Page content transcription data:

※ ※ ※

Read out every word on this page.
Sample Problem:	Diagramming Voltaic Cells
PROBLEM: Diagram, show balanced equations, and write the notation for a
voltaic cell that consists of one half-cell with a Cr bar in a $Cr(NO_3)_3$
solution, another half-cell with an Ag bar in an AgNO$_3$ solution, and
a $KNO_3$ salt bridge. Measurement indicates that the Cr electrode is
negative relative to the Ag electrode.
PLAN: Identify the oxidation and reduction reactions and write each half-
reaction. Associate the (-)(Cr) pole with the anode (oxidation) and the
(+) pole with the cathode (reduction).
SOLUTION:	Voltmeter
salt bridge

※ ※ ※

Please repeat each line above exactly.

RESULT FOR THIS TASK>
Read out every word on this page.
Sample Problem:	Diagramming Voltaic Cells
PROBLEM: Diagram, show balanced equations, and write the notation for a
voltaic cell that consists of one half-cell with a Cr bar in a $Cr(NO_3)_3$
solution, another half-cell with an Ag bar in an AgNO$_3$ solution, and
a $KNO_3$ salt bridge. Measurement indicates that the Cr electrode is
negative relative to the Ag electrode.
PLAN: Identify the oxidation and reduction reactions and write each half-
reaction. Associate the (-)(Cr) pole with the anode (oxidation) and the
(+) pole with the cathode (reduction).
SOLUTION:	Voltmeter
salt bridge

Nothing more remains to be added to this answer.